Source records

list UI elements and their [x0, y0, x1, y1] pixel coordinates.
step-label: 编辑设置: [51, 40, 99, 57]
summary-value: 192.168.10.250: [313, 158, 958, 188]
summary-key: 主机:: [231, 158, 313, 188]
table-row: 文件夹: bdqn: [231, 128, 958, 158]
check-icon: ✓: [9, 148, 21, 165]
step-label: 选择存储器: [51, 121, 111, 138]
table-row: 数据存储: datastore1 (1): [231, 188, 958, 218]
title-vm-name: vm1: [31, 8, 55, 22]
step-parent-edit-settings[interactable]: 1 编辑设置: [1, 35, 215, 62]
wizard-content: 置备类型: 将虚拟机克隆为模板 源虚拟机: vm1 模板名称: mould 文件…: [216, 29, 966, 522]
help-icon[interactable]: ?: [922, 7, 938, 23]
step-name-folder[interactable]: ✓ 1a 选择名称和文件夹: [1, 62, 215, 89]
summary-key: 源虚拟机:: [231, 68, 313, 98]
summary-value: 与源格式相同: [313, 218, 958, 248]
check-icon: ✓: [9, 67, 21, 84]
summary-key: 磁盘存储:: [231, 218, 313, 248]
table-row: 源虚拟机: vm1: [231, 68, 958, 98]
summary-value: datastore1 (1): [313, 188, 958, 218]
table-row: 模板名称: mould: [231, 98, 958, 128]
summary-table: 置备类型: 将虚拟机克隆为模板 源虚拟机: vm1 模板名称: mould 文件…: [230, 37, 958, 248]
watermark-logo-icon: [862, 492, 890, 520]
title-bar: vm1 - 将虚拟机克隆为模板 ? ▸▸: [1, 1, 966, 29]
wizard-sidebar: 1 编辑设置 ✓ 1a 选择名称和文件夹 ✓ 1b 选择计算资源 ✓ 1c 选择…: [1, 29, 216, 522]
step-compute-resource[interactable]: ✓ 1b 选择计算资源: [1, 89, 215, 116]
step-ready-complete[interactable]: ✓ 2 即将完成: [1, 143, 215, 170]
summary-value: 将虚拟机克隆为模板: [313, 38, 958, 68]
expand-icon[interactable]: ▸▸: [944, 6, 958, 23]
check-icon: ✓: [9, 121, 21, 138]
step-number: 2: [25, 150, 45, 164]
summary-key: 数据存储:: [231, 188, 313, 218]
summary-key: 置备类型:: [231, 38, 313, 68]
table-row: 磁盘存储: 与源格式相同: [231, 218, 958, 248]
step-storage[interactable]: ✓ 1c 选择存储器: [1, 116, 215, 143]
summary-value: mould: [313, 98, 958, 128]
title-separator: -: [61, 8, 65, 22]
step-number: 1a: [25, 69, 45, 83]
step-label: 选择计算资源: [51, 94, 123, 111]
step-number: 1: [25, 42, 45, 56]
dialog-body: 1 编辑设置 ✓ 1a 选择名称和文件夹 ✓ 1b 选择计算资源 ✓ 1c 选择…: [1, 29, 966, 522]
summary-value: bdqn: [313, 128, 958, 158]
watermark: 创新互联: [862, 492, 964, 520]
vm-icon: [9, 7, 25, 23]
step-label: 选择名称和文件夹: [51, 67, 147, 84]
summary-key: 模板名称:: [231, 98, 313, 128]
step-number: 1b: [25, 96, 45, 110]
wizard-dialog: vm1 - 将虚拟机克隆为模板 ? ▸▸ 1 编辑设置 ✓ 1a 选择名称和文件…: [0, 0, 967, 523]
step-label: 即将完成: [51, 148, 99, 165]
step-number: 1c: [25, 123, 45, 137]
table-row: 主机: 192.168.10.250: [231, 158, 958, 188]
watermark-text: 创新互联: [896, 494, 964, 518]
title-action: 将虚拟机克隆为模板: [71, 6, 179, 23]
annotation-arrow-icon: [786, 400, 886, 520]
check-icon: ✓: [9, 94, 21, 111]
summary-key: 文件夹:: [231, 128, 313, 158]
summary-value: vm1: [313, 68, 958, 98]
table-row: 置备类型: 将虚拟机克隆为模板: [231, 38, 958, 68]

* **Task directions**
Please copy out the listing above word for word, everything from its first line down to and including the line that reads "check-icon: ✓: [9, 121, 21, 138]".

* **Completed exercise**
list UI elements and their [x0, y0, x1, y1] pixel coordinates.
step-label: 编辑设置: [51, 40, 99, 57]
summary-value: 192.168.10.250: [313, 158, 958, 188]
summary-key: 主机:: [231, 158, 313, 188]
table-row: 文件夹: bdqn: [231, 128, 958, 158]
check-icon: ✓: [9, 148, 21, 165]
step-label: 选择存储器: [51, 121, 111, 138]
table-row: 数据存储: datastore1 (1): [231, 188, 958, 218]
title-vm-name: vm1: [31, 8, 55, 22]
step-parent-edit-settings[interactable]: 1 编辑设置: [1, 35, 215, 62]
wizard-content: 置备类型: 将虚拟机克隆为模板 源虚拟机: vm1 模板名称: mould 文件…: [216, 29, 966, 522]
help-icon[interactable]: ?: [922, 7, 938, 23]
step-name-folder[interactable]: ✓ 1a 选择名称和文件夹: [1, 62, 215, 89]
summary-key: 源虚拟机:: [231, 68, 313, 98]
summary-value: 与源格式相同: [313, 218, 958, 248]
check-icon: ✓: [9, 67, 21, 84]
summary-key: 磁盘存储:: [231, 218, 313, 248]
table-row: 源虚拟机: vm1: [231, 68, 958, 98]
summary-value: datastore1 (1): [313, 188, 958, 218]
table-row: 模板名称: mould: [231, 98, 958, 128]
summary-table: 置备类型: 将虚拟机克隆为模板 源虚拟机: vm1 模板名称: mould 文件…: [230, 37, 958, 248]
watermark-logo-icon: [862, 492, 890, 520]
title-bar: vm1 - 将虚拟机克隆为模板 ? ▸▸: [1, 1, 966, 29]
wizard-sidebar: 1 编辑设置 ✓ 1a 选择名称和文件夹 ✓ 1b 选择计算资源 ✓ 1c 选择…: [1, 29, 216, 522]
step-compute-resource[interactable]: ✓ 1b 选择计算资源: [1, 89, 215, 116]
step-ready-complete[interactable]: ✓ 2 即将完成: [1, 143, 215, 170]
summary-value: 将虚拟机克隆为模板: [313, 38, 958, 68]
expand-icon[interactable]: ▸▸: [944, 6, 958, 23]
check-icon: ✓: [9, 121, 21, 138]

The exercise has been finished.